Excerpt -

◇ ◇ ◇ ◇

EMS peer to peer comparison
  • FPI is the smallest company amount the 5 electronic manufacturing services industry however it offers the highest dividend yield with lowest PE ratio. FPI also has the most cash in hand. 


As at Q3 2019
  • Revenue increased by 43% while distribution and administrative cost increased by 10% which is acceptable (i think increase in labor cost in 2018 was to prepare for 2019 contract orders)
  • Increase in other income is mainly due to gain in forex. 
  • Increase in other expenses is mainly due to impairment loss on receivable of RM3.3 million.
  • Inventories were higher by 13% which means the contract order remain high. 
  • Trade receivables increased by 100% however its sales merely increased by 43% (this means that debts recovery has taken longer than usual - suspect is from Wistron)
  • Trade payable increase by 50%.

◇ ◇ ◇ ◇

Record list -
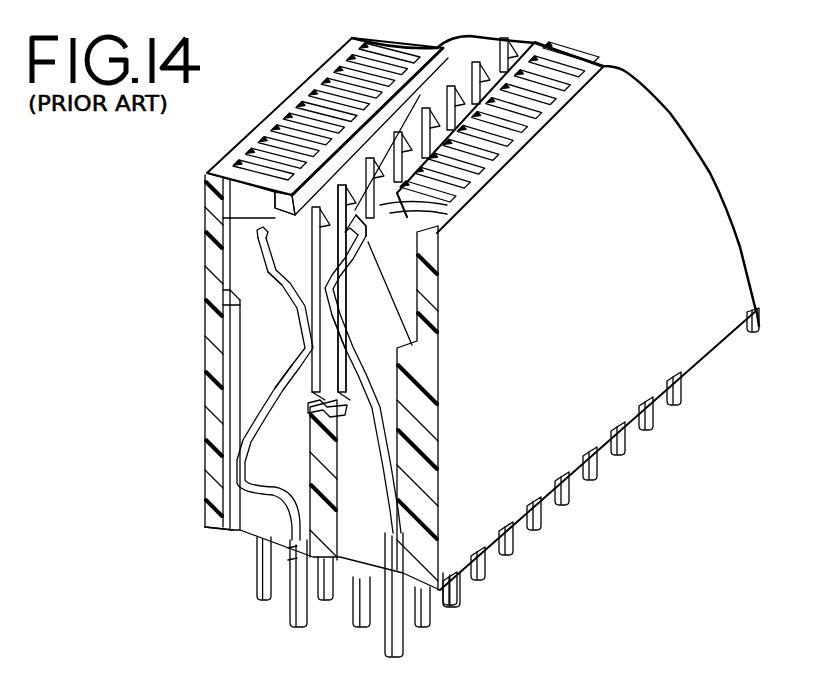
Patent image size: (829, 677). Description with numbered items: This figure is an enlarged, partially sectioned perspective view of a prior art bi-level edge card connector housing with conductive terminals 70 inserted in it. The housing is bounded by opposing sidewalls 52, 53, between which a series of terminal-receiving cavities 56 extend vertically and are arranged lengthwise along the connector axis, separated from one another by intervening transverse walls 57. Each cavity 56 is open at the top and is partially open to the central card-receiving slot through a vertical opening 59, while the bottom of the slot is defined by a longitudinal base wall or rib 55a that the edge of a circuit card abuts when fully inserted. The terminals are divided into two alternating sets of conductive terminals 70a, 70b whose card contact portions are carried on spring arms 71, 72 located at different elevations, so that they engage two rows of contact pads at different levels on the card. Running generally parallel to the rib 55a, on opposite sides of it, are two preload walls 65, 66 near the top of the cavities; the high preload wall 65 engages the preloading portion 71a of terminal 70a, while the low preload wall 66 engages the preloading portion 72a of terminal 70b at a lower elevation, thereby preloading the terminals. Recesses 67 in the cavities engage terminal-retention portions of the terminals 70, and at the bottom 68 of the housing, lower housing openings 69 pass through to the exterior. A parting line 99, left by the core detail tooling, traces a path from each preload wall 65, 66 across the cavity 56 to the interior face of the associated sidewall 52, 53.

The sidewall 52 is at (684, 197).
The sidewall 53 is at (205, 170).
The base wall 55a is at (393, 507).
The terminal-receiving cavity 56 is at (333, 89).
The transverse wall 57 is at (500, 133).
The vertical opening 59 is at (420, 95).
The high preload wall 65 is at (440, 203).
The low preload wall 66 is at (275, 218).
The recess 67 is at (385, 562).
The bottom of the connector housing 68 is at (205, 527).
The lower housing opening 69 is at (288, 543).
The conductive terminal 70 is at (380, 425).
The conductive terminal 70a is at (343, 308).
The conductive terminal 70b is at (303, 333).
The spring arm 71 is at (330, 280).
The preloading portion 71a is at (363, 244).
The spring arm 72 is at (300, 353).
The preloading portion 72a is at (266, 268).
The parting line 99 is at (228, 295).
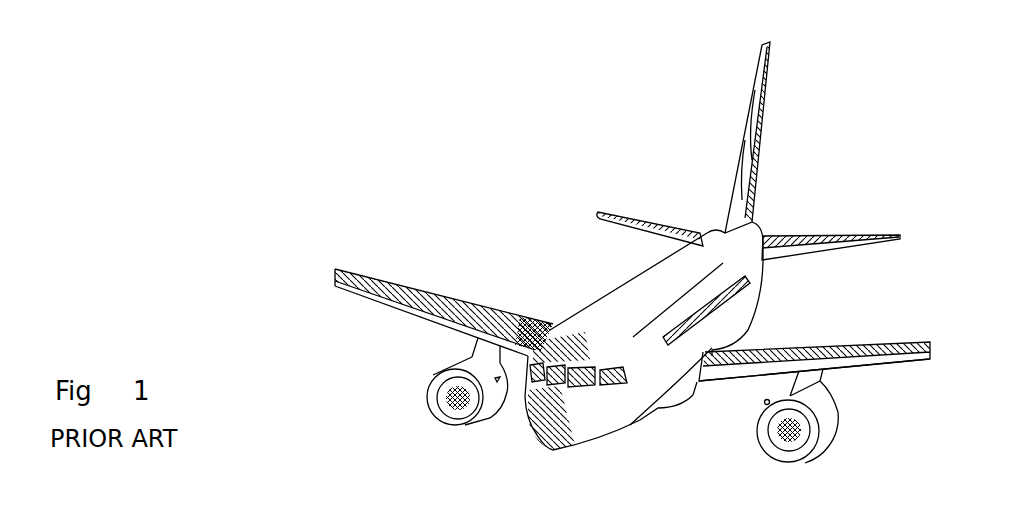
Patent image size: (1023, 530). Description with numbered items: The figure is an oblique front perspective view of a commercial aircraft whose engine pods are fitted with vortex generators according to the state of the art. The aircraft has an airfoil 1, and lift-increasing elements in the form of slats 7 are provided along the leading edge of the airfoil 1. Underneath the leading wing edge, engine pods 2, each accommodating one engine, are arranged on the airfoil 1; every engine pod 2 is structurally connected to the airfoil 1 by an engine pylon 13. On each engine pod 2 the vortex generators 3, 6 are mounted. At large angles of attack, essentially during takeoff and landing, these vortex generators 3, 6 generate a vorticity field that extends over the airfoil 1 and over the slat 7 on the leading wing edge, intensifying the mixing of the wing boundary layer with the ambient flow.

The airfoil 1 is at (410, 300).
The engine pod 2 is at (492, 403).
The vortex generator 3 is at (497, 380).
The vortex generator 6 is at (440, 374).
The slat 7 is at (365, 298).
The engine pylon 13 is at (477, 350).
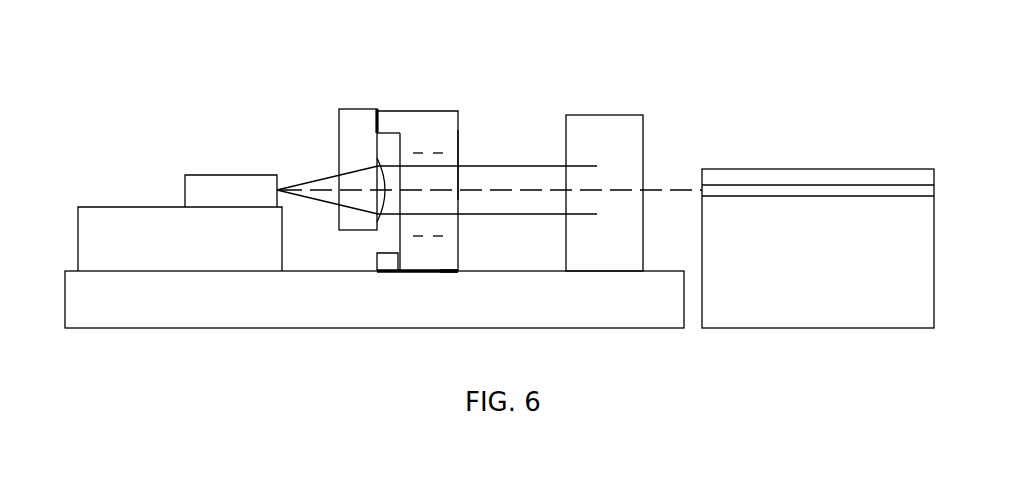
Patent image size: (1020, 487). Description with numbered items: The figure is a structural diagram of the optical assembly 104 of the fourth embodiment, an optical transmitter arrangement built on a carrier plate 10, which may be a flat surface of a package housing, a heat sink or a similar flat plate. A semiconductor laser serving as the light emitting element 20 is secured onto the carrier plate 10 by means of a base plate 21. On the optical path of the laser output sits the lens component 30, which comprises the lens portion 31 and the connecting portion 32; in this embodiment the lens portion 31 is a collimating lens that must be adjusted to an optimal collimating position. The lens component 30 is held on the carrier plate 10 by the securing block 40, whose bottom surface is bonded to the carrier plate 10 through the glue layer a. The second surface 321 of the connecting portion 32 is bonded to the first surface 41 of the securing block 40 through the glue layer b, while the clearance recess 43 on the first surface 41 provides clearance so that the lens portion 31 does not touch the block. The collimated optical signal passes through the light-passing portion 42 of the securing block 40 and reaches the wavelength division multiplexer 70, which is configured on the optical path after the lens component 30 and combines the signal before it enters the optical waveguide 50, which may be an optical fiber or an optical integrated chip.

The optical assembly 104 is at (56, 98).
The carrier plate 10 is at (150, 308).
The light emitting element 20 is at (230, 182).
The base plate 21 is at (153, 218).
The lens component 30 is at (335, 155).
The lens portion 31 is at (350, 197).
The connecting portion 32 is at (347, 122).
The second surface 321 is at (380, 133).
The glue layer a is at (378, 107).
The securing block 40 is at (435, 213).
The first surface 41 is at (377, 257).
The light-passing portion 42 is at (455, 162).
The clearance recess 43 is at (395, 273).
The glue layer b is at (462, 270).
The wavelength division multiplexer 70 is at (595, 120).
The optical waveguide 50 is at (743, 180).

◇ ◇ ◇ ◇

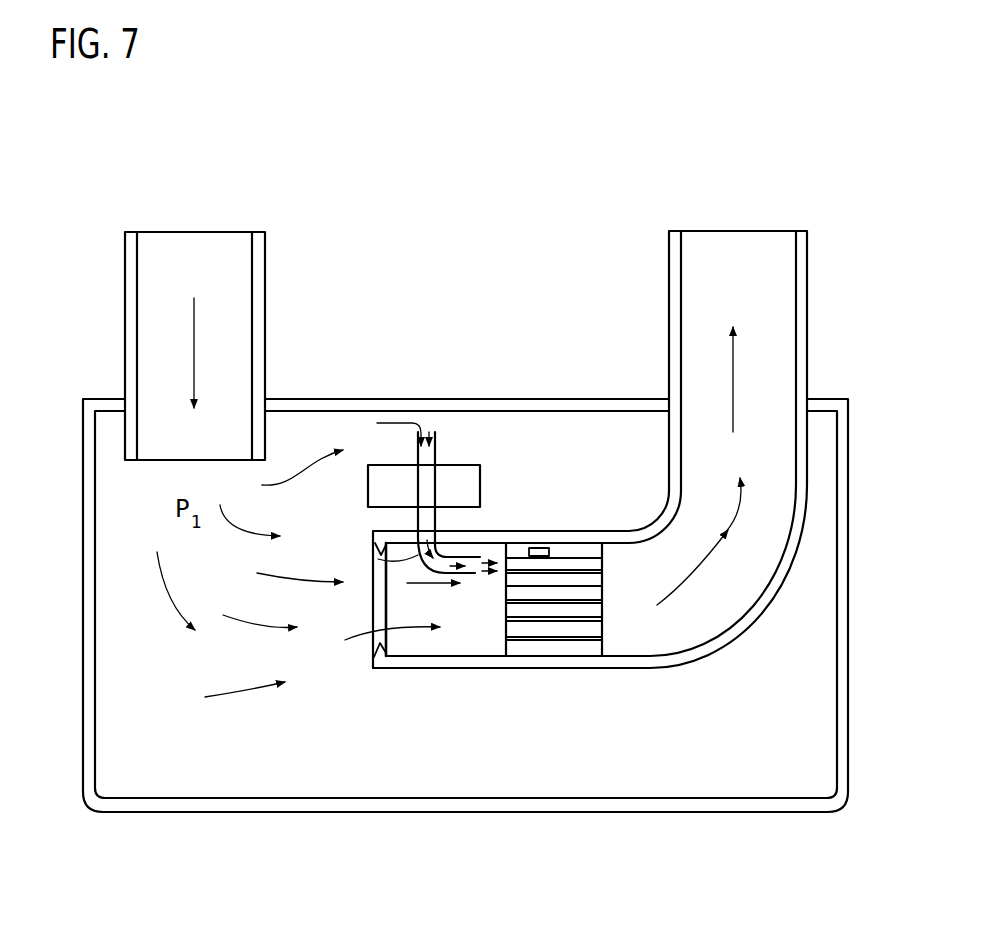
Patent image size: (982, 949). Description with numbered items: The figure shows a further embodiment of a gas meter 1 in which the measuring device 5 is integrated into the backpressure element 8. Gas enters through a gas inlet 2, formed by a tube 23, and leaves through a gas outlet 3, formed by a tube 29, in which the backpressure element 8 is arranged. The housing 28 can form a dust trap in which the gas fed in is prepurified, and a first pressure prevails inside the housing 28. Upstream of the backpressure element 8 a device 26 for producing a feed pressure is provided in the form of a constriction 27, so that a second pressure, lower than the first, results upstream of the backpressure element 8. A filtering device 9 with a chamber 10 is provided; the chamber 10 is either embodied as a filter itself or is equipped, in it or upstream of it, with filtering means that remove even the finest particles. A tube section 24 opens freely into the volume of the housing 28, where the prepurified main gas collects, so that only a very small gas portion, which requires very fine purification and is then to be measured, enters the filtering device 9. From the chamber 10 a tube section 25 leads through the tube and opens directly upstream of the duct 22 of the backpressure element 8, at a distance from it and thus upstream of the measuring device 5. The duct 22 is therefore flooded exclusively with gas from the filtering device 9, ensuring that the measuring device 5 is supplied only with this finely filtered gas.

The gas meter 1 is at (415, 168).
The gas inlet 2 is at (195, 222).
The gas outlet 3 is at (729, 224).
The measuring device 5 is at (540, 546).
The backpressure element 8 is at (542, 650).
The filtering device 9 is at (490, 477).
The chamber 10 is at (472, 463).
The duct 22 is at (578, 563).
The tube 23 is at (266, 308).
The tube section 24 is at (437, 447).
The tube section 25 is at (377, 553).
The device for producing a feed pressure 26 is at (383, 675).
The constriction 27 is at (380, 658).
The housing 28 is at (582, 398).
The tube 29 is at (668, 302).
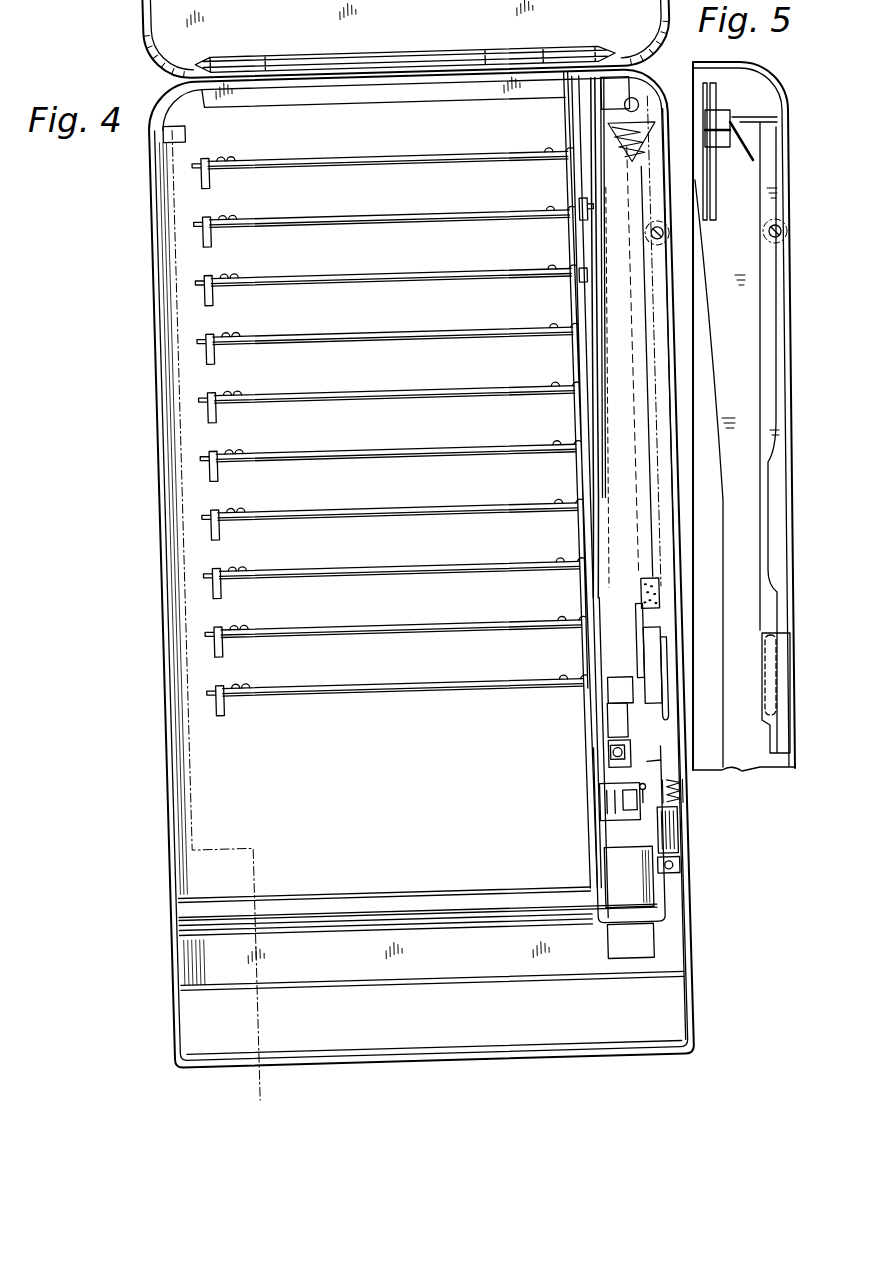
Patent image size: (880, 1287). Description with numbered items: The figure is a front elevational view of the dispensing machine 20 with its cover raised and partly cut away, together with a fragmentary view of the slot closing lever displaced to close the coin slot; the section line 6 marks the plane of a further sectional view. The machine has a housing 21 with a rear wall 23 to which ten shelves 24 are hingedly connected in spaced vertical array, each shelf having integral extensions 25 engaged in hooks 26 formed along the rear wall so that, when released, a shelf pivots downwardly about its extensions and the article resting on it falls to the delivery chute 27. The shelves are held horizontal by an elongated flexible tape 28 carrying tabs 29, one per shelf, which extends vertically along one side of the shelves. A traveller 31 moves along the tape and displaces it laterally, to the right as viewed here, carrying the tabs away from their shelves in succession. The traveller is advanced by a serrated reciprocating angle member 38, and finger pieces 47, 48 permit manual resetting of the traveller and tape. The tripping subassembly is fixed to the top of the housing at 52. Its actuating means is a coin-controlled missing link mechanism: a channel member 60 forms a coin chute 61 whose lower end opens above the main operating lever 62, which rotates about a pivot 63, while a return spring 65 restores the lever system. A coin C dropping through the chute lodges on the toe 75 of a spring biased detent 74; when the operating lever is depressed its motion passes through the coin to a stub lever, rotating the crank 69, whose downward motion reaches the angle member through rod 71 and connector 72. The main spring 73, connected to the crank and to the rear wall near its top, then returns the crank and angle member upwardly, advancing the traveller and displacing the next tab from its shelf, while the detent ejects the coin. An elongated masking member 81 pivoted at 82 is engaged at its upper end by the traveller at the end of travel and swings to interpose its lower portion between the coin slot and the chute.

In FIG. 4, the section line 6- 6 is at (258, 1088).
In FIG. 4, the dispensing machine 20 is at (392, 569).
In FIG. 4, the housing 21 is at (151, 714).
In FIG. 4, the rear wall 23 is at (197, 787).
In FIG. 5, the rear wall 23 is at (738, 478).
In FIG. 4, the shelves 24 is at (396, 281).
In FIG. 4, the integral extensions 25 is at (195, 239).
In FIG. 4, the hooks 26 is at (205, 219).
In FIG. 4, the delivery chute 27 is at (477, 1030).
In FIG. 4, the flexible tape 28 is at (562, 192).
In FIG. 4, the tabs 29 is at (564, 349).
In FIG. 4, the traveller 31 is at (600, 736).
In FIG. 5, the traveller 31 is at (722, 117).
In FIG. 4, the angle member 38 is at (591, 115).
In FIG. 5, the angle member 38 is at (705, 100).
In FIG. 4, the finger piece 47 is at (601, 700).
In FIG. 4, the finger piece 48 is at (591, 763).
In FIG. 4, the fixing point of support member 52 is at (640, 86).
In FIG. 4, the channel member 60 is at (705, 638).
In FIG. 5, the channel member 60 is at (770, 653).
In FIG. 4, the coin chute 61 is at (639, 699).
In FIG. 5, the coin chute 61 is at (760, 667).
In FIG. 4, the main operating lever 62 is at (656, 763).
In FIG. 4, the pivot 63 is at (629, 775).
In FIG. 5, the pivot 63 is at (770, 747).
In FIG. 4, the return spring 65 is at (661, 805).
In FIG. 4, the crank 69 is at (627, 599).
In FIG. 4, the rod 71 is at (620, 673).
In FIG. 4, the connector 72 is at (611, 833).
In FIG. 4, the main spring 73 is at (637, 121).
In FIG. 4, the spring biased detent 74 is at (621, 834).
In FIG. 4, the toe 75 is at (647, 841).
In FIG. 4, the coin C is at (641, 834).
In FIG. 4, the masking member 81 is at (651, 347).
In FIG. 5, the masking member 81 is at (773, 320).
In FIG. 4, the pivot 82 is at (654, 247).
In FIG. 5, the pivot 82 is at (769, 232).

◇ ◇ ◇ ◇

Tasks -
1 > Answer these questions using the notes on FPI's financial results:
(a) As at Q3 2019, by what percentage did revenue increase?
(b) What is the increase in other expenses mainly due to?
(c) By what percentage did inventories rise?
2 > Carry the notes on FPI's financial results forward from their last line.

Expected results -
1 >
(a) 43%
(b) An impairment loss on receivable of RM3.3 million
(c) 13%

2 >
  • Main reason for the increase in revenue was due to sales to Wistron which is its major shareholder (as you can see in 2018, FPI didnt sell any speaker to Wistron however RM142 million of sales was made through Wistron, which account for 25% of FPI revenue).
  • The management remain cautious due to rising raw material cost and rising operating cost due to minimum wage policy. 



Valuation at RM1.50

  • Q3 usually serves as the strongest quarter for FPI.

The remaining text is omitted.